Data items
════

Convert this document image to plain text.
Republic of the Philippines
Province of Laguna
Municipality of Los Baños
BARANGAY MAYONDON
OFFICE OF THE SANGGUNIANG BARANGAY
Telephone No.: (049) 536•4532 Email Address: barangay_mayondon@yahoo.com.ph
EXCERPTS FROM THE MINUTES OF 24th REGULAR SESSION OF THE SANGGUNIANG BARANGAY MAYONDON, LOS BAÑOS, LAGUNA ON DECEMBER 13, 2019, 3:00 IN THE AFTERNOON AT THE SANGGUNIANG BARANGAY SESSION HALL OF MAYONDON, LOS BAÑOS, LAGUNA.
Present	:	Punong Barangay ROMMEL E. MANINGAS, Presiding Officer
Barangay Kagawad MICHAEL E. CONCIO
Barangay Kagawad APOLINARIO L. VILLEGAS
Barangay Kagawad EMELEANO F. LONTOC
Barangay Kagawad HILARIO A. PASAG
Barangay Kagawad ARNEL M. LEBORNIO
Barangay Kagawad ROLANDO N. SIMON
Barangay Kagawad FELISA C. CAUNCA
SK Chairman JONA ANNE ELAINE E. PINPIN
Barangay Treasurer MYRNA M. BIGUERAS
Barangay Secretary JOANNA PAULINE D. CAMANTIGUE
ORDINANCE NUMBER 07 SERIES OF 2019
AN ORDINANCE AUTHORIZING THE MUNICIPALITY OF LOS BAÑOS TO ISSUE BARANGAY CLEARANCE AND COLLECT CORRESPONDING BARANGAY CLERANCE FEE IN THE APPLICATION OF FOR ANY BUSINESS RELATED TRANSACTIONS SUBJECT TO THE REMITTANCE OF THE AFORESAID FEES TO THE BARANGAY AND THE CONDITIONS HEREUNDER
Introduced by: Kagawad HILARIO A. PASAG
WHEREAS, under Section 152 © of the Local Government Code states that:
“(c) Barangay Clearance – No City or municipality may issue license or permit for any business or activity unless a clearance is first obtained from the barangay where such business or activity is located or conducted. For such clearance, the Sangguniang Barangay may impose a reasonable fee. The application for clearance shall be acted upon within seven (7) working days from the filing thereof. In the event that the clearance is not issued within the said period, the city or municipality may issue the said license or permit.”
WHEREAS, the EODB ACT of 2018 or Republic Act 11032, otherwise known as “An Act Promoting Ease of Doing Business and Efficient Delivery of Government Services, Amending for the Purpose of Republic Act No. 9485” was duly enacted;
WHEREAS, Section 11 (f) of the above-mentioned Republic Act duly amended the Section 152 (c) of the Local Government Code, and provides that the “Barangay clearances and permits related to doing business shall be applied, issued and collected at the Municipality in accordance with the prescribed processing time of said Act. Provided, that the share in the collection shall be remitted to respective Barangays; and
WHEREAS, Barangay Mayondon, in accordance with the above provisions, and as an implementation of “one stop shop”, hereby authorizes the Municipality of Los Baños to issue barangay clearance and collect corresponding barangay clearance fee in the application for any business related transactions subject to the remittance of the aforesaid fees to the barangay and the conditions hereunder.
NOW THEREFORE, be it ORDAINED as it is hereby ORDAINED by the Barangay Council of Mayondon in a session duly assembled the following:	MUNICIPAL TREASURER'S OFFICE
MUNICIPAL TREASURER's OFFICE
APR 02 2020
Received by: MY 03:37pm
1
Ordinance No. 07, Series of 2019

════

▶ **Stated problem**
Recopy the entries above in their entirety, exactly.

▶ **Exercise response**
Convert this document image to plain text.
Republic of the Philippines
Province of Laguna
Municipality of Los Baños
BARANGAY MAYONDON
OFFICE OF THE SANGGUNIANG BARANGAY
Telephone No.: (049) 536•4532 Email Address: barangay_mayondon@yahoo.com.ph
EXCERPTS FROM THE MINUTES OF 24th REGULAR SESSION OF THE SANGGUNIANG BARANGAY MAYONDON, LOS BAÑOS, LAGUNA ON DECEMBER 13, 2019, 3:00 IN THE AFTERNOON AT THE SANGGUNIANG BARANGAY SESSION HALL OF MAYONDON, LOS BAÑOS, LAGUNA.
Present	:	Punong Barangay ROMMEL E. MANINGAS, Presiding Officer
Barangay Kagawad MICHAEL E. CONCIO
Barangay Kagawad APOLINARIO L. VILLEGAS
Barangay Kagawad EMELEANO F. LONTOC
Barangay Kagawad HILARIO A. PASAG
Barangay Kagawad ARNEL M. LEBORNIO
Barangay Kagawad ROLANDO N. SIMON
Barangay Kagawad FELISA C. CAUNCA
SK Chairman JONA ANNE ELAINE E. PINPIN
Barangay Treasurer MYRNA M. BIGUERAS
Barangay Secretary JOANNA PAULINE D. CAMANTIGUE
ORDINANCE NUMBER 07 SERIES OF 2019
AN ORDINANCE AUTHORIZING THE MUNICIPALITY OF LOS BAÑOS TO ISSUE BARANGAY CLEARANCE AND COLLECT CORRESPONDING BARANGAY CLERANCE FEE IN THE APPLICATION OF FOR ANY BUSINESS RELATED TRANSACTIONS SUBJECT TO THE REMITTANCE OF THE AFORESAID FEES TO THE BARANGAY AND THE CONDITIONS HEREUNDER
Introduced by: Kagawad HILARIO A. PASAG
WHEREAS, under Section 152 © of the Local Government Code states that:
“(c) Barangay Clearance – No City or municipality may issue license or permit for any business or activity unless a clearance is first obtained from the barangay where such business or activity is located or conducted. For such clearance, the Sangguniang Barangay may impose a reasonable fee. The application for clearance shall be acted upon within seven (7) working days from the filing thereof. In the event that the clearance is not issued within the said period, the city or municipality may issue the said license or permit.”
WHEREAS, the EODB ACT of 2018 or Republic Act 11032, otherwise known as “An Act Promoting Ease of Doing Business and Efficient Delivery of Government Services, Amending for the Purpose of Republic Act No. 9485” was duly enacted;
WHEREAS, Section 11 (f) of the above-mentioned Republic Act duly amended the Section 152 (c) of the Local Government Code, and provides that the “Barangay clearances and permits related to doing business shall be applied, issued and collected at the Municipality in accordance with the prescribed processing time of said Act. Provided, that the share in the collection shall be remitted to respective Barangays; and
WHEREAS, Barangay Mayondon, in accordance with the above provisions, and as an implementation of “one stop shop”, hereby authorizes the Municipality of Los Baños to issue barangay clearance and collect corresponding barangay clearance fee in the application for any business related transactions subject to the remittance of the aforesaid fees to the barangay and the conditions hereunder.
NOW THEREFORE, be it ORDAINED as it is hereby ORDAINED by the Barangay Council of Mayondon in a session duly assembled the following:	MUNICIPAL TREASURER'S OFFICE
MUNICIPAL TREASURER's OFFICE
APR 02 2020
Received by: MY 03:37pm
1
Ordinance No. 07, Series of 2019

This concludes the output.